* Begin DATA LINES *
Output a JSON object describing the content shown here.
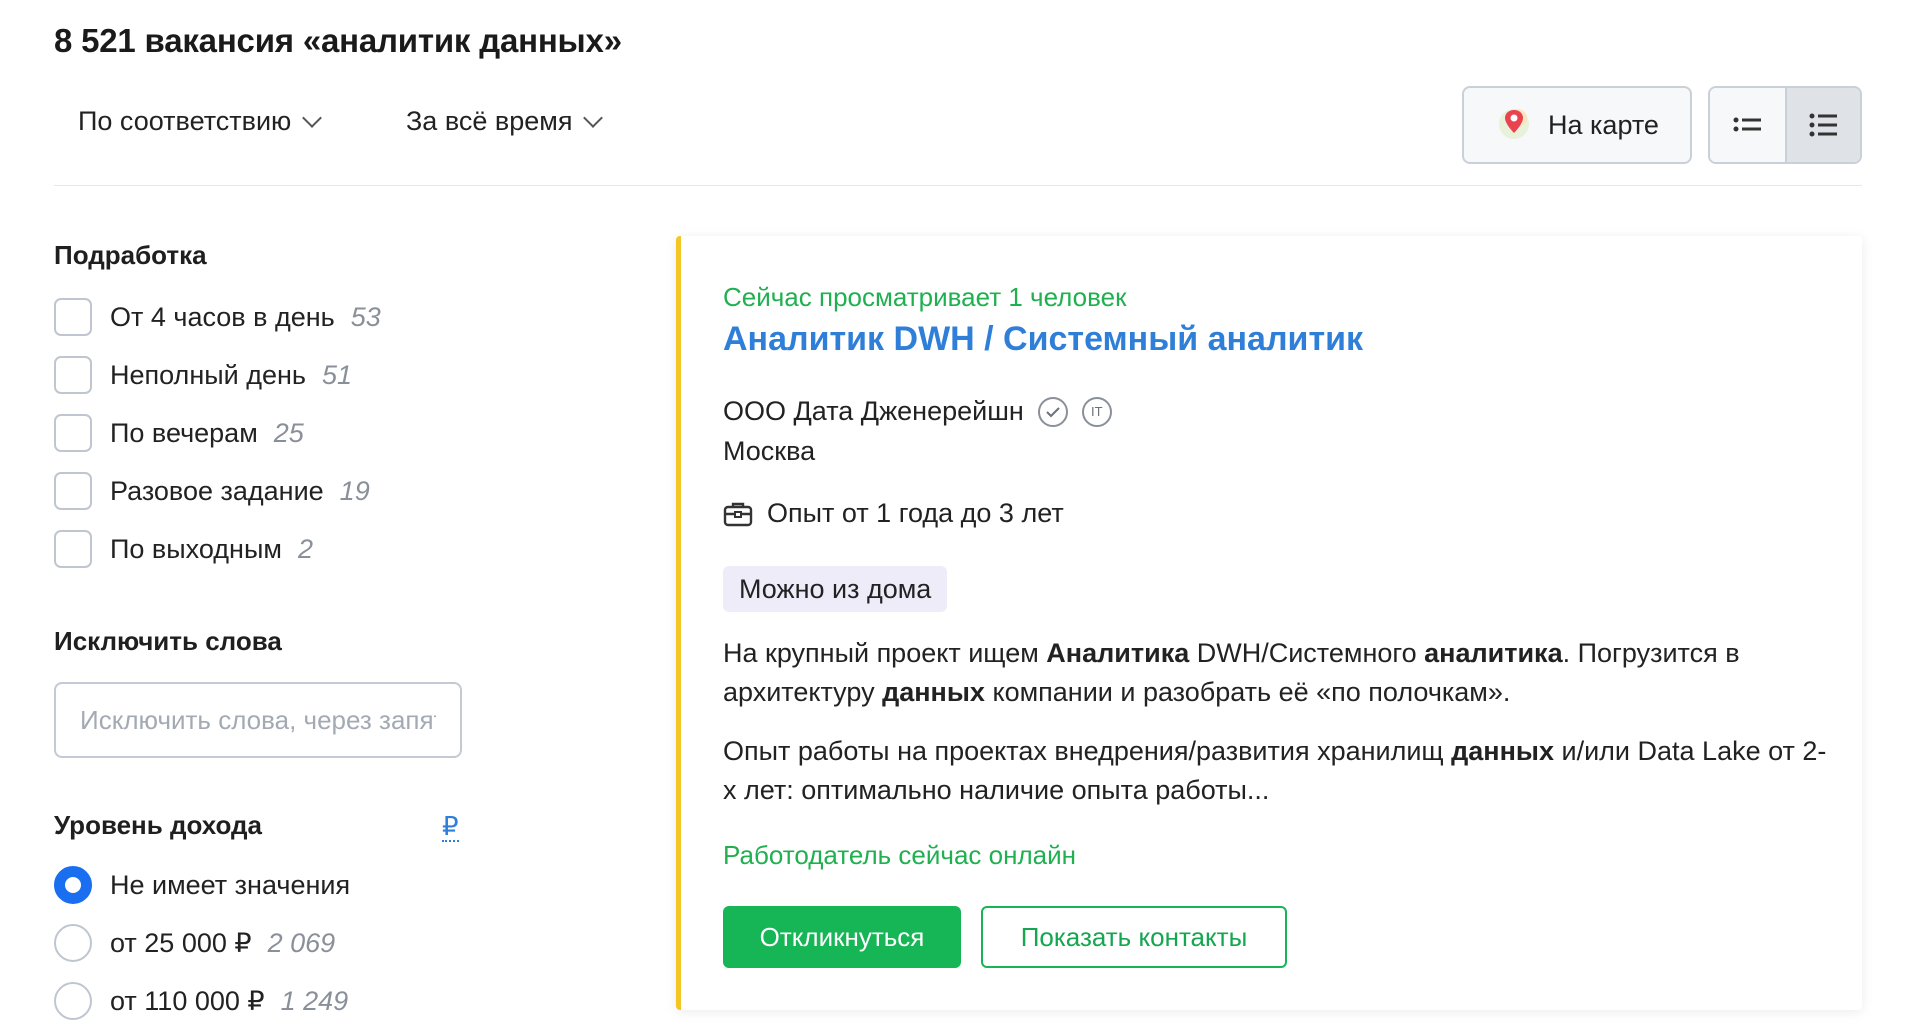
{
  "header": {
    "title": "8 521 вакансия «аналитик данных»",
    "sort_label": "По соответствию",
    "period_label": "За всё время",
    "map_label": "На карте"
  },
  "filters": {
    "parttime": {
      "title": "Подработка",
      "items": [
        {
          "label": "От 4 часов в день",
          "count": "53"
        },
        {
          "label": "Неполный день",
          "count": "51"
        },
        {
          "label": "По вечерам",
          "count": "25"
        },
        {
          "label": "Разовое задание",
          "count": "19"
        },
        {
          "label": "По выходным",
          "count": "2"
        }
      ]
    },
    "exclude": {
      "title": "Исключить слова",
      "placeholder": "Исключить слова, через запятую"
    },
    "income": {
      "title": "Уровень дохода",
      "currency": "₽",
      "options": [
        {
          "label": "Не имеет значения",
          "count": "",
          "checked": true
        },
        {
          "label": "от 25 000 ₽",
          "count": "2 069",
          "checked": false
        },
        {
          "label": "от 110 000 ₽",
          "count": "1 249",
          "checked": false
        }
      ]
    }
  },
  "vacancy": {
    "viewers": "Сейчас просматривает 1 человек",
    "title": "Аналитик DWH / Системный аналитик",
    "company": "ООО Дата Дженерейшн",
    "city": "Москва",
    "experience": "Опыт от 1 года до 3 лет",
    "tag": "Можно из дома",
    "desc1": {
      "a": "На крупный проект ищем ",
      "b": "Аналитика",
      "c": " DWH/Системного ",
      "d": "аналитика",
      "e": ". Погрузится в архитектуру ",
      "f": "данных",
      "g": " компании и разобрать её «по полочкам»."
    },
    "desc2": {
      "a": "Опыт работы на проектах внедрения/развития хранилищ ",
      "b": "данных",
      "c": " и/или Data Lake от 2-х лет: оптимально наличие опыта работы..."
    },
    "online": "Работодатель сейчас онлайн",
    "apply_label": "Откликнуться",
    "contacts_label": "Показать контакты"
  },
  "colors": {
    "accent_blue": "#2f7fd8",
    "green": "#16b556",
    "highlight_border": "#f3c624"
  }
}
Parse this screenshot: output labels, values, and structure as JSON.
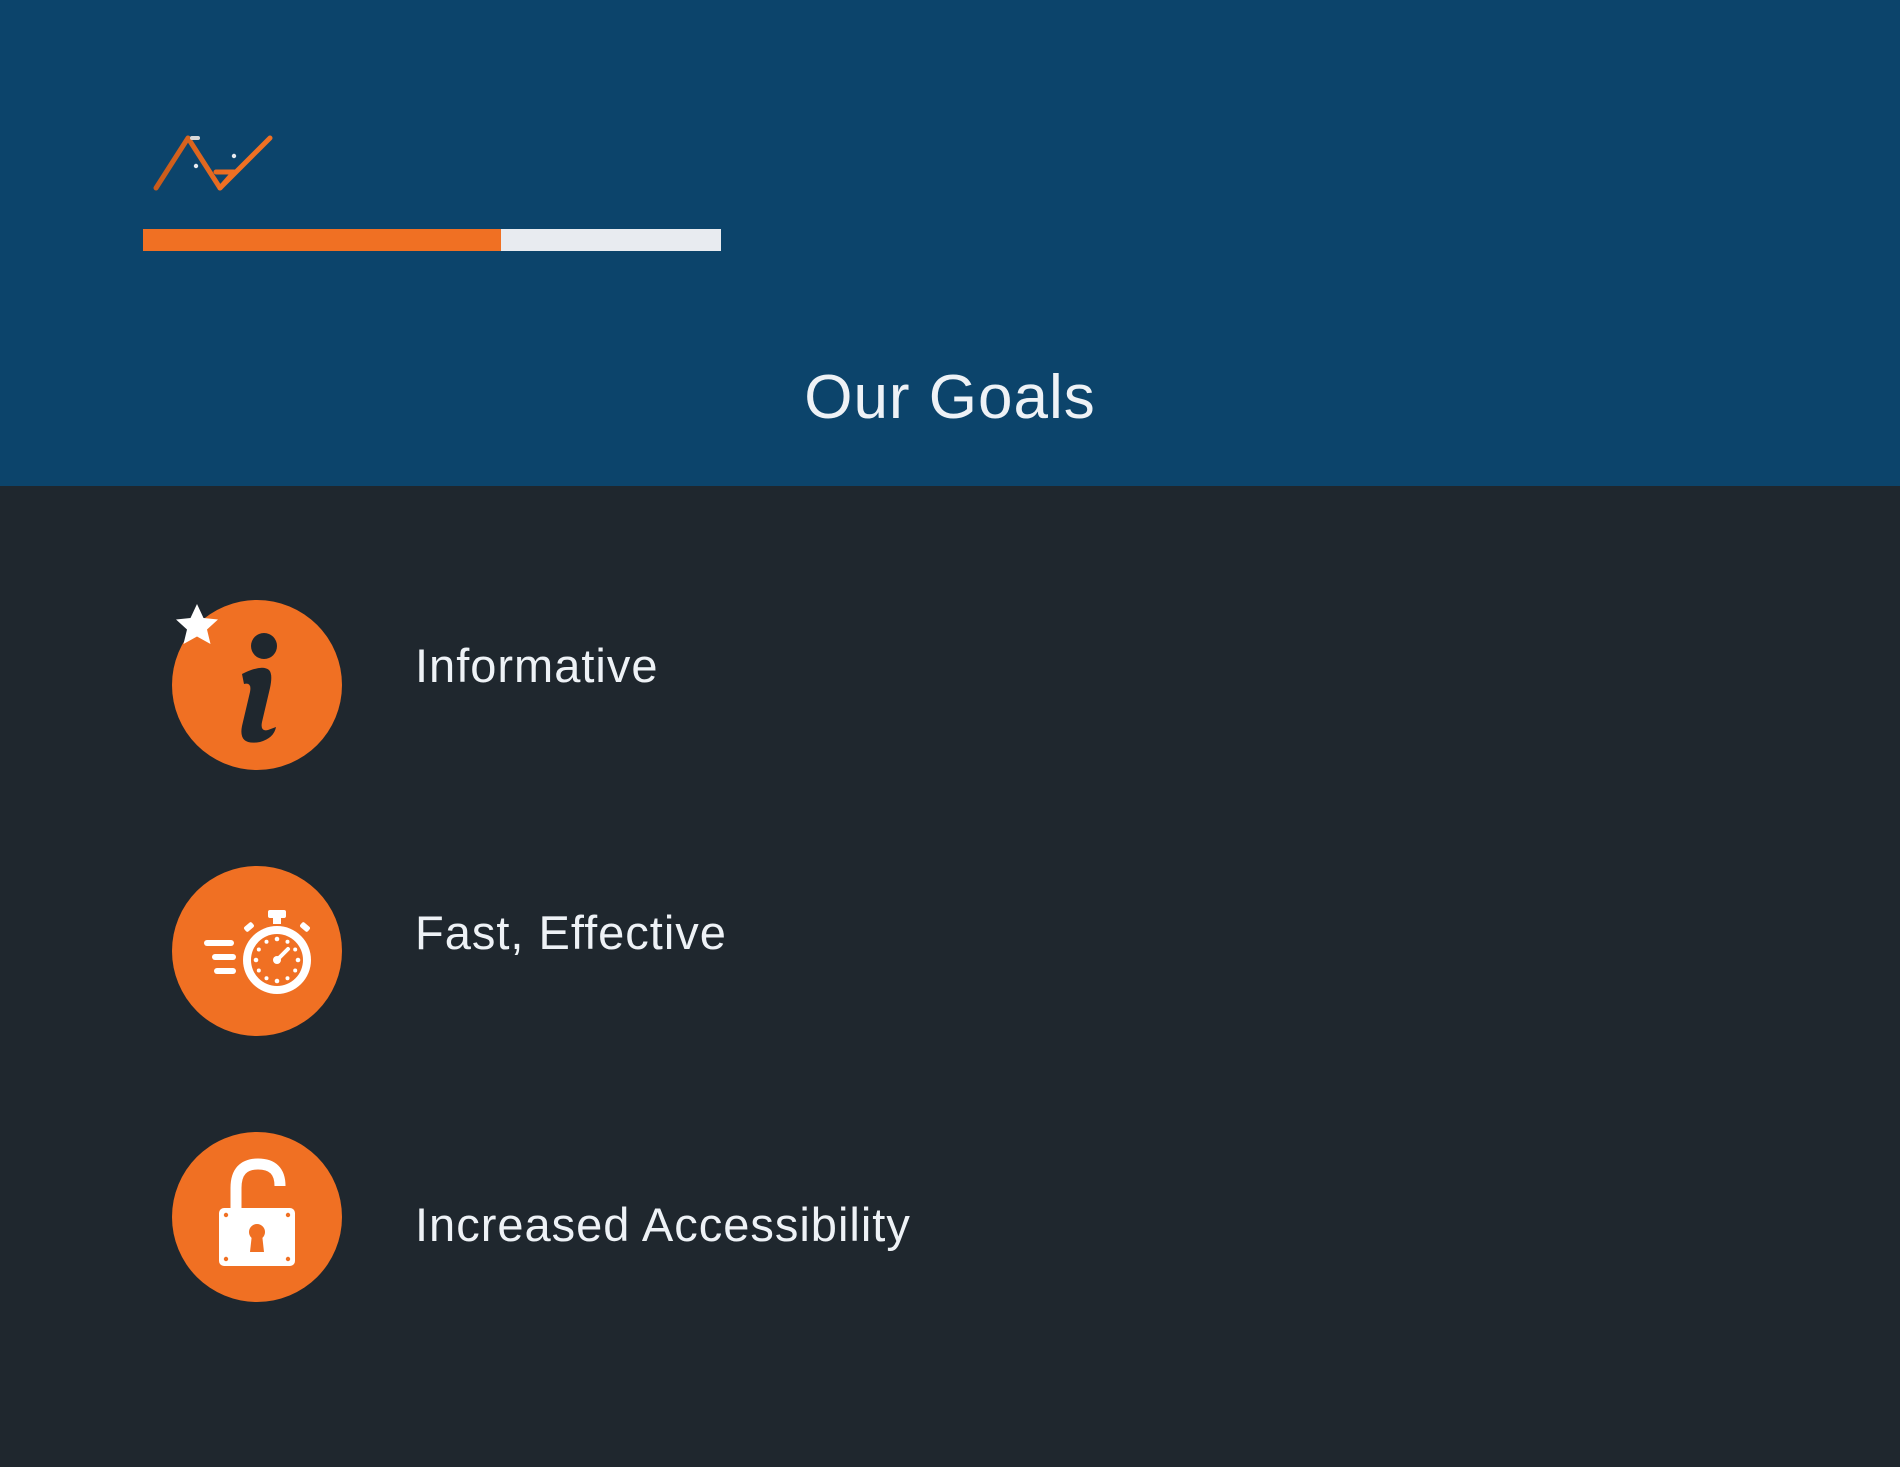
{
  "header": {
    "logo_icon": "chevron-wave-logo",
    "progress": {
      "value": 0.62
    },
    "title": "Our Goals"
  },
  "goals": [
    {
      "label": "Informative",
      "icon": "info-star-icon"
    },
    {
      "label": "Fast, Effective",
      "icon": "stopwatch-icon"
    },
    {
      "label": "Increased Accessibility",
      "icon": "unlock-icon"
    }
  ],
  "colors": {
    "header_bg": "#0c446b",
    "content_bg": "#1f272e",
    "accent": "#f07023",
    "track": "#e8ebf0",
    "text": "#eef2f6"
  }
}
* End DATA LINES *
> GIVEN REQUEST:
Without the pictures, return all the records precisely as they stand.

> RESULT FOR THIS TASK:
Output a JSON object describing the content shown here.
{
  "header": {
    "title": "8 521 вакансия «аналитик данных»",
    "sort_label": "По соответствию",
    "period_label": "За всё время",
    "map_label": "На карте"
  },
  "filters": {
    "parttime": {
      "title": "Подработка",
      "items": [
        {
          "label": "От 4 часов в день",
          "count": "53"
        },
        {
          "label": "Неполный день",
          "count": "51"
        },
        {
          "label": "По вечерам",
          "count": "25"
        },
        {
          "label": "Разовое задание",
          "count": "19"
        },
        {
          "label": "По выходным",
          "count": "2"
        }
      ]
    },
    "exclude": {
      "title": "Исключить слова",
      "placeholder": "Исключить слова, через запятую"
    },
    "income": {
      "title": "Уровень дохода",
      "currency": "₽",
      "options": [
        {
          "label": "Не имеет значения",
          "count": "",
          "checked": true
        },
        {
          "label": "от 25 000 ₽",
          "count": "2 069",
          "checked": false
        },
        {
          "label": "от 110 000 ₽",
          "count": "1 249",
          "checked": false
        }
      ]
    }
  },
  "vacancy": {
    "viewers": "Сейчас просматривает 1 человек",
    "title": "Аналитик DWH / Системный аналитик",
    "company": "ООО Дата Дженерейшн",
    "city": "Москва",
    "experience": "Опыт от 1 года до 3 лет",
    "tag": "Можно из дома",
    "desc1": {
      "a": "На крупный проект ищем ",
      "b": "Аналитика",
      "c": " DWH/Системного ",
      "d": "аналитика",
      "e": ". Погрузится в архитектуру ",
      "f": "данных",
      "g": " компании и разобрать её «по полочкам»."
    },
    "desc2": {
      "a": "Опыт работы на проектах внедрения/развития хранилищ ",
      "b": "данных",
      "c": " и/или Data Lake от 2-х лет: оптимально наличие опыта работы..."
    },
    "online": "Работодатель сейчас онлайн",
    "apply_label": "Откликнуться",
    "contacts_label": "Показать контакты"
  },
  "colors": {
    "accent_blue": "#2f7fd8",
    "green": "#16b556",
    "highlight_border": "#f3c624"
  }
}
Parse this screenshot: output labels, values, and structure as JSON.
{
  "header": {
    "logo_icon": "chevron-wave-logo",
    "progress": {
      "value": 0.62
    },
    "title": "Our Goals"
  },
  "goals": [
    {
      "label": "Informative",
      "icon": "info-star-icon"
    },
    {
      "label": "Fast, Effective",
      "icon": "stopwatch-icon"
    },
    {
      "label": "Increased Accessibility",
      "icon": "unlock-icon"
    }
  ],
  "colors": {
    "header_bg": "#0c446b",
    "content_bg": "#1f272e",
    "accent": "#f07023",
    "track": "#e8ebf0",
    "text": "#eef2f6"
  }
}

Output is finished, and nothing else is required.